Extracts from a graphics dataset
○ ○ ○
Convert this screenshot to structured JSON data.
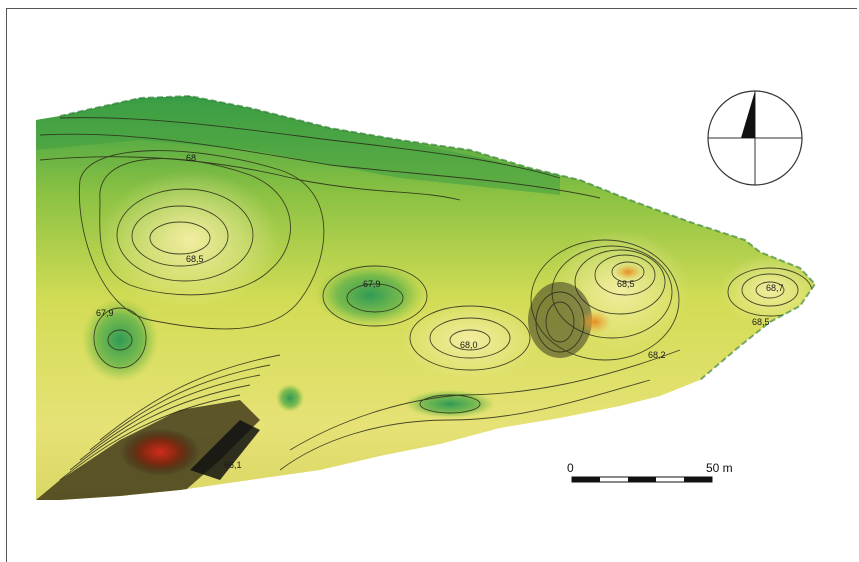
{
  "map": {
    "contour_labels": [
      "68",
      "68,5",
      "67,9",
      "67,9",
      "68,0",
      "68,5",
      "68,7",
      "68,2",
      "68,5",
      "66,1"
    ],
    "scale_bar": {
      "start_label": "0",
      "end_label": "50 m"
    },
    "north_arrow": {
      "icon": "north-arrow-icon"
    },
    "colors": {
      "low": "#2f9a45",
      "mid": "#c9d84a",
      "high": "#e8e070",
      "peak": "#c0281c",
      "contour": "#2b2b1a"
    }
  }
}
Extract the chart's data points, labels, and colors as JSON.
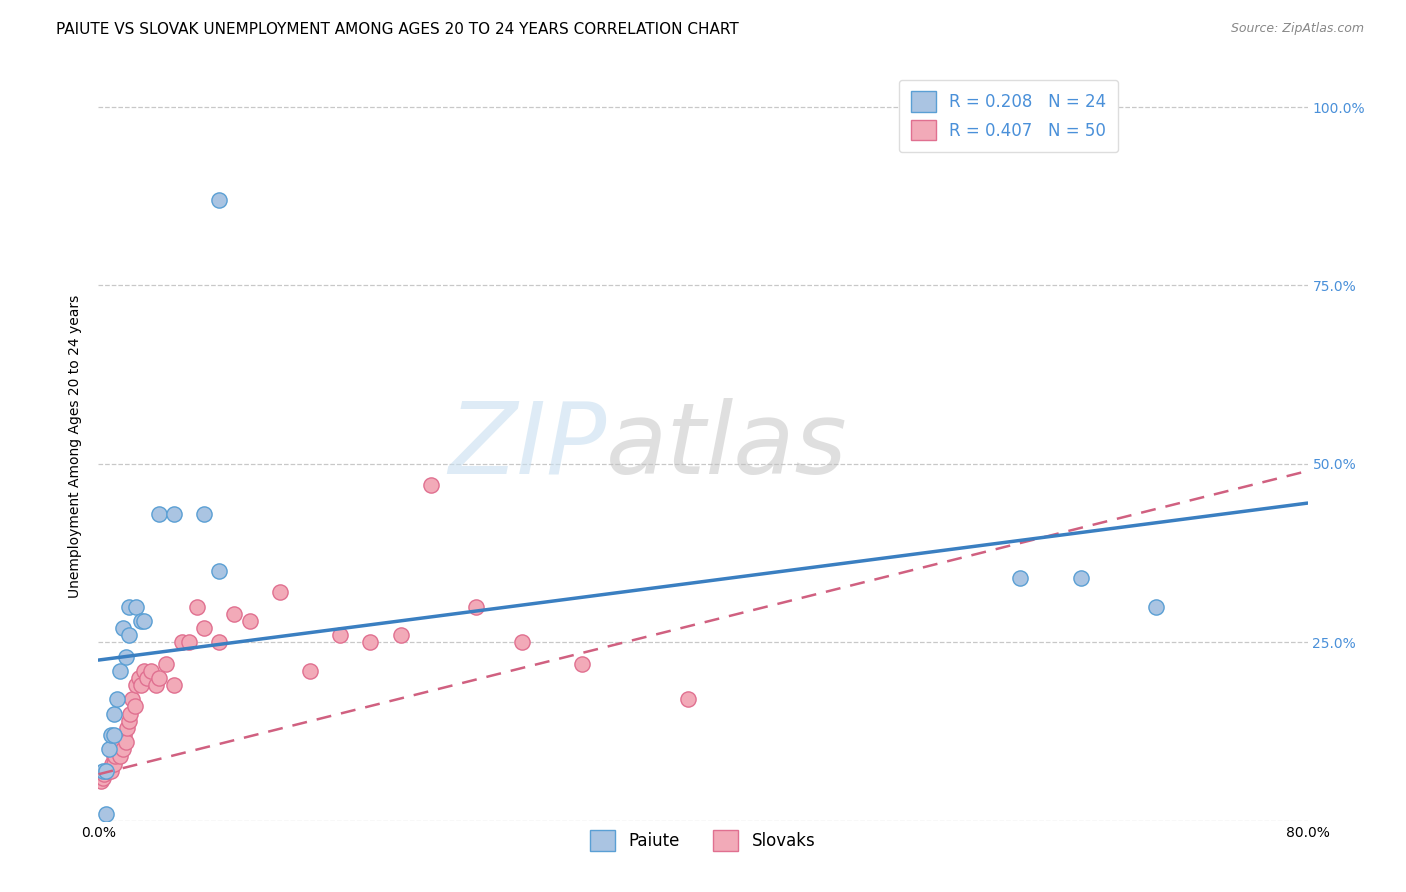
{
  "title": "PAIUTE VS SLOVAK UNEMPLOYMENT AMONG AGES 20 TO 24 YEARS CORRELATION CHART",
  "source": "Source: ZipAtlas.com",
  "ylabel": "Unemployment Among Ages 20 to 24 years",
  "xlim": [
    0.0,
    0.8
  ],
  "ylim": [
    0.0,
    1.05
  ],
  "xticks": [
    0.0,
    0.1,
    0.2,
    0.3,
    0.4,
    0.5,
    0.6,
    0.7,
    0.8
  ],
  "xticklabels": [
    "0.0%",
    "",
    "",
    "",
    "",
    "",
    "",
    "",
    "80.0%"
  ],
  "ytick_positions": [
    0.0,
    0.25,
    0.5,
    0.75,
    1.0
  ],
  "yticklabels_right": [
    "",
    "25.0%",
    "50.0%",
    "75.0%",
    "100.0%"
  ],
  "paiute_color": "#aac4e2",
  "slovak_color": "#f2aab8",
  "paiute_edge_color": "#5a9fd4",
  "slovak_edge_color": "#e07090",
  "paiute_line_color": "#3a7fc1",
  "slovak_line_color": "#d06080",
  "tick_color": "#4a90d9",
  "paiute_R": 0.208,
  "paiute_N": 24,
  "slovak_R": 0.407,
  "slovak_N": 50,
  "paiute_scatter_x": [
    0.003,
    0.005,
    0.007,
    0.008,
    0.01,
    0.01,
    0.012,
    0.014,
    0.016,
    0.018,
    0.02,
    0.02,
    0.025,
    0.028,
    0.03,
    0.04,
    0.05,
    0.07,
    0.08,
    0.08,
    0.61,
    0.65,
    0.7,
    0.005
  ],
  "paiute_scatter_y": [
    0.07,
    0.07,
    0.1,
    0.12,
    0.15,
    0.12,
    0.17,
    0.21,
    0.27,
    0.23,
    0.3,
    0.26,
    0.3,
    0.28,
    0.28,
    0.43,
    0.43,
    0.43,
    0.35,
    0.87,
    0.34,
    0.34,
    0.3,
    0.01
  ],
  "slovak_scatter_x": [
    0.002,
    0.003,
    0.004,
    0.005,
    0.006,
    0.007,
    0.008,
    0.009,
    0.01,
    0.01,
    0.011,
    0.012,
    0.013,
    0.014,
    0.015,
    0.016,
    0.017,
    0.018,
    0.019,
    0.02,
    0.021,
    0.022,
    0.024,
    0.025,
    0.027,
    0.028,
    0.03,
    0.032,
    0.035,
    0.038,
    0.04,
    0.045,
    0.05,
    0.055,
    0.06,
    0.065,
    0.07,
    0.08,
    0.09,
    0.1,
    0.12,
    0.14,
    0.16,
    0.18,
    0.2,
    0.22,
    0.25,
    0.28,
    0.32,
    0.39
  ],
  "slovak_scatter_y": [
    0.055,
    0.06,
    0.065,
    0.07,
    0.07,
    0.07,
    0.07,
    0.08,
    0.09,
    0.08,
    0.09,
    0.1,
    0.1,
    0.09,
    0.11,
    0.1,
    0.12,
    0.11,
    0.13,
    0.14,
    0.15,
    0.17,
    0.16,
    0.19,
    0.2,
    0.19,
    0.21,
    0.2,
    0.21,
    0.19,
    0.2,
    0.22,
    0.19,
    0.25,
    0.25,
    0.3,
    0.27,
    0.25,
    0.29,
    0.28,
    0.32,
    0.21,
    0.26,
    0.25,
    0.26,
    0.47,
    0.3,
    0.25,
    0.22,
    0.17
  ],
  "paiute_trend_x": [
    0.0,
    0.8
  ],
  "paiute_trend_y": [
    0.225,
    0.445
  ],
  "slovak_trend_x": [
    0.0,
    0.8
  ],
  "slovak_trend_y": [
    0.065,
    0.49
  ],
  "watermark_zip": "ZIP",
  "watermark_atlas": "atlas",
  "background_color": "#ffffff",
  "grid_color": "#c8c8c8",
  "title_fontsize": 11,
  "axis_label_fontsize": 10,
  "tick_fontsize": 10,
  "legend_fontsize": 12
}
○ ○ ○
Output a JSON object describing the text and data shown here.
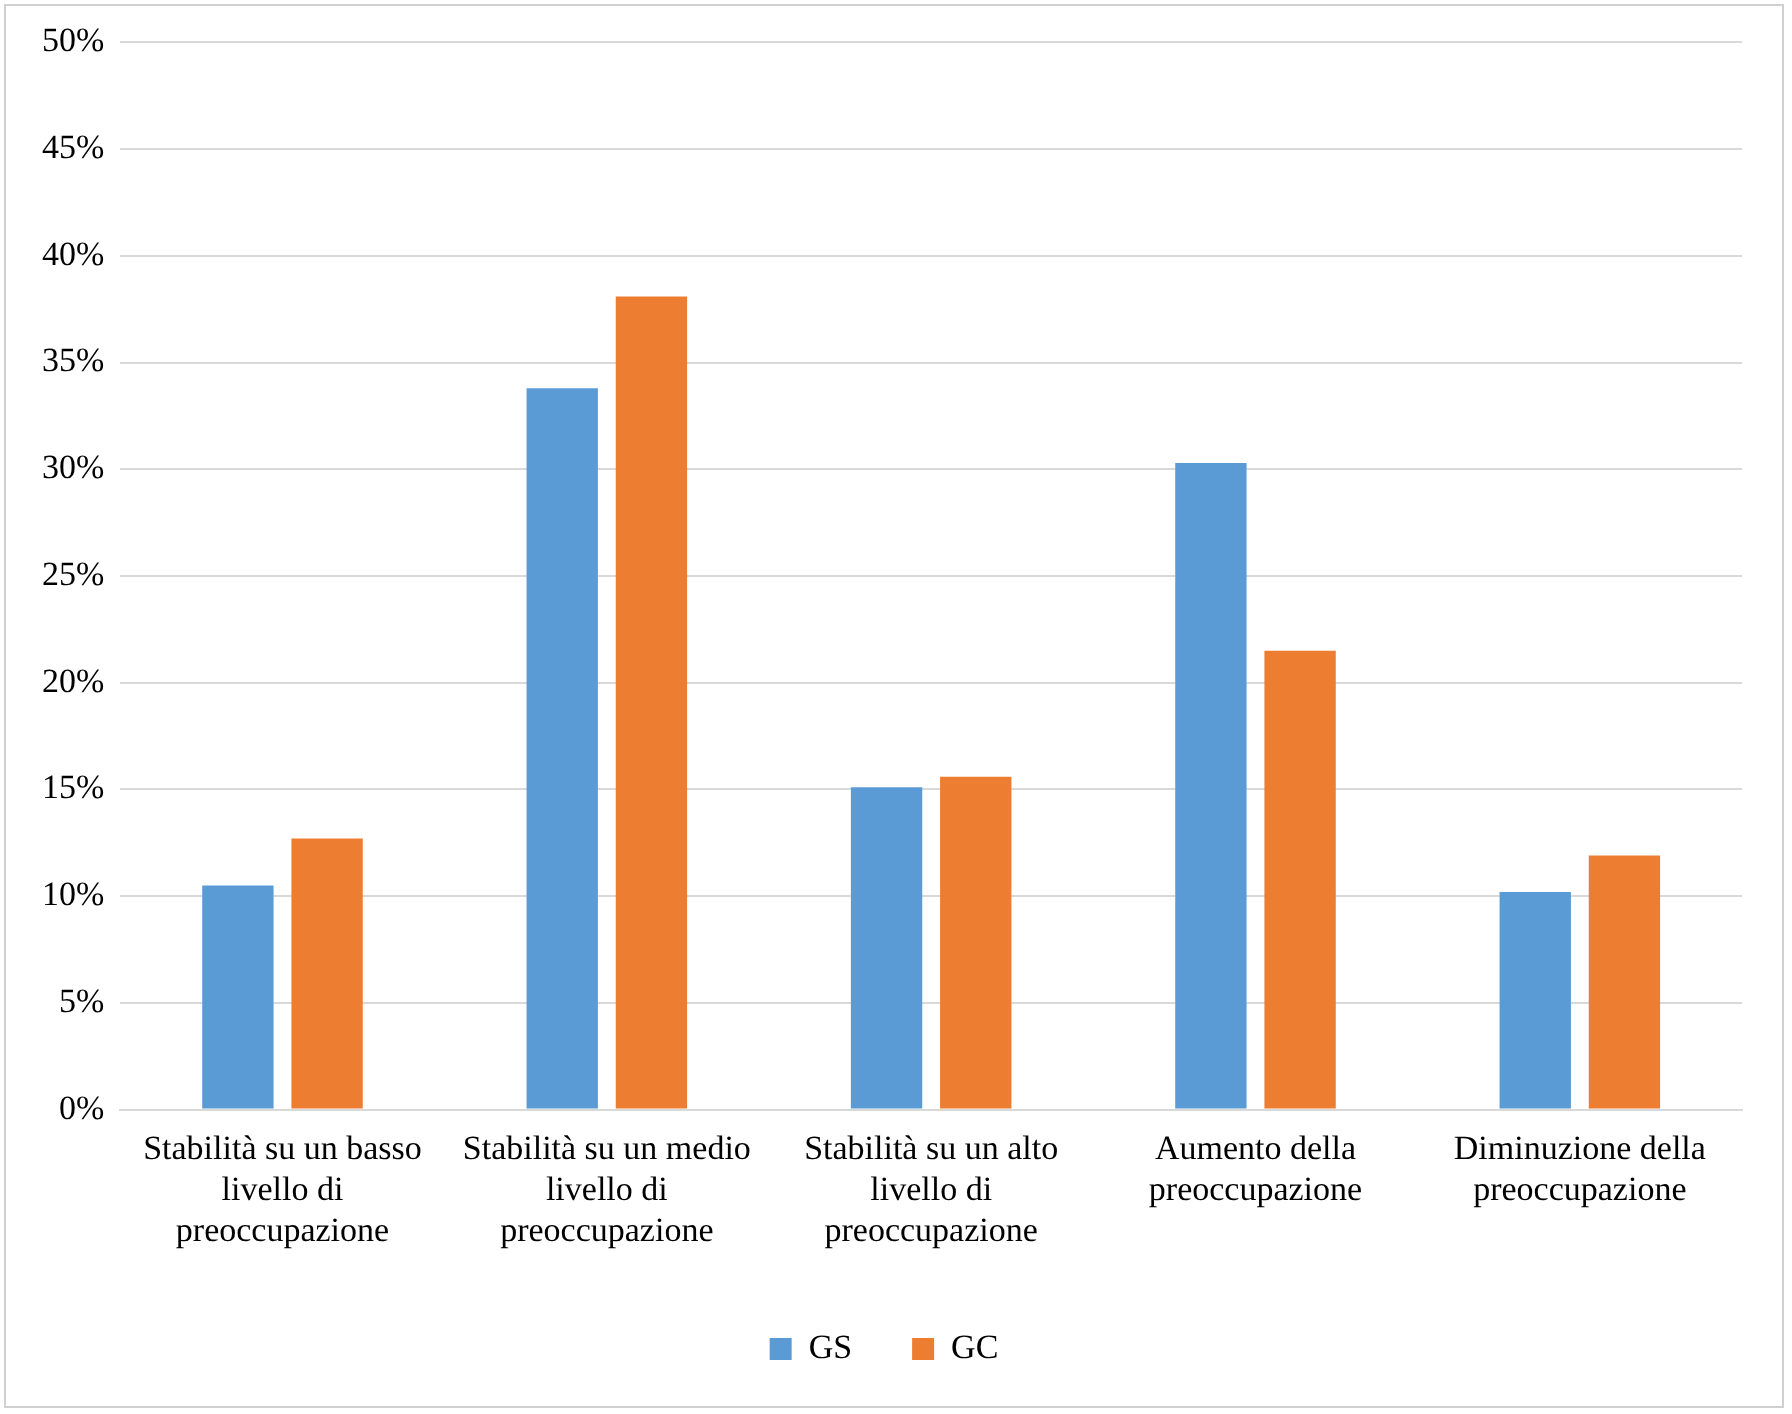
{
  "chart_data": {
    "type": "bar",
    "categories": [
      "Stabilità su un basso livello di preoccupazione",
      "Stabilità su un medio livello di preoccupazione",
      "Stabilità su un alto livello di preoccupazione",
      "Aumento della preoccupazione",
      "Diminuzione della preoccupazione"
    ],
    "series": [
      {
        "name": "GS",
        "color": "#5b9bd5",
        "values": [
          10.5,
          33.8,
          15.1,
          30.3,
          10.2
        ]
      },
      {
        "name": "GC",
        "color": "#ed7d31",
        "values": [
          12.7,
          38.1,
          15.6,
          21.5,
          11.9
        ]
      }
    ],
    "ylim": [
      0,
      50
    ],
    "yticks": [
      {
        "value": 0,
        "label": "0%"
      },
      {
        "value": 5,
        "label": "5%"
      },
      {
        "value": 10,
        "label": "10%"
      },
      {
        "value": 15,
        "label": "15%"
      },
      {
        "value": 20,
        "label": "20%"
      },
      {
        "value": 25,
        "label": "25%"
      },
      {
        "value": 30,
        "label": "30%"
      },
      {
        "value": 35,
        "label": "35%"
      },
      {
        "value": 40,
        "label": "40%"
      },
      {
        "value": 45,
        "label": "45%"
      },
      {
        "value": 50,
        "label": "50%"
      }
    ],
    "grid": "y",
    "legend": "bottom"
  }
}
○ ○ ○
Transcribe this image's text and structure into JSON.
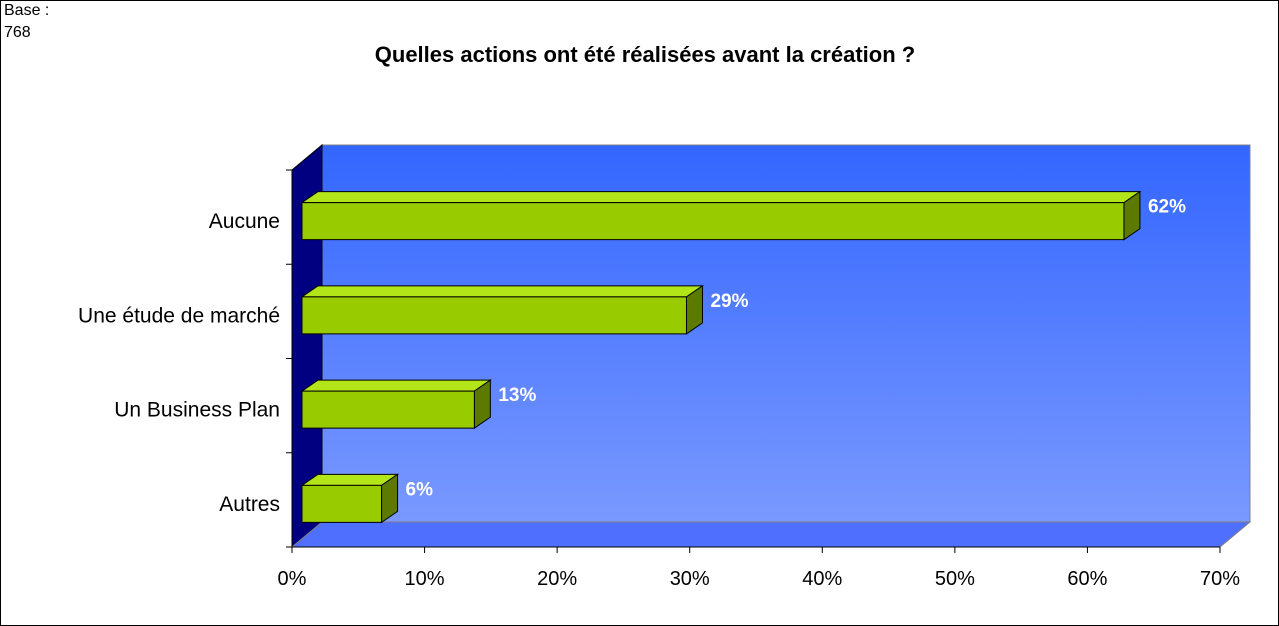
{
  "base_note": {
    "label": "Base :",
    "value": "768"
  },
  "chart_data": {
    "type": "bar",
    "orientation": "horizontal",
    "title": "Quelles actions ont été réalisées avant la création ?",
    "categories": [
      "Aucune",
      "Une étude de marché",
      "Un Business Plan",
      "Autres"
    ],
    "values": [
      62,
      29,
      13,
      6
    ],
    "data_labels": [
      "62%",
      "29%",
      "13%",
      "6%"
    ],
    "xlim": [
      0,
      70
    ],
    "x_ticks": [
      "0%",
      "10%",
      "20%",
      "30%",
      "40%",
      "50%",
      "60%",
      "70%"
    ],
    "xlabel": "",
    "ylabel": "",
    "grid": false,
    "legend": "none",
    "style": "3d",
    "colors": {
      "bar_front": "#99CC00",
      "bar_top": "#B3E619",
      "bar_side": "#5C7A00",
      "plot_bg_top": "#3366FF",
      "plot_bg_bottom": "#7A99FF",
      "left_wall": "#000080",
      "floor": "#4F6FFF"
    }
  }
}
○ ○ ○
Objective
Look above for every line with the word "ylabel" and copy it.

Task output
  "ylabel": "Unemployment Among Ages 20 to 24 years",
    "ylabel": "",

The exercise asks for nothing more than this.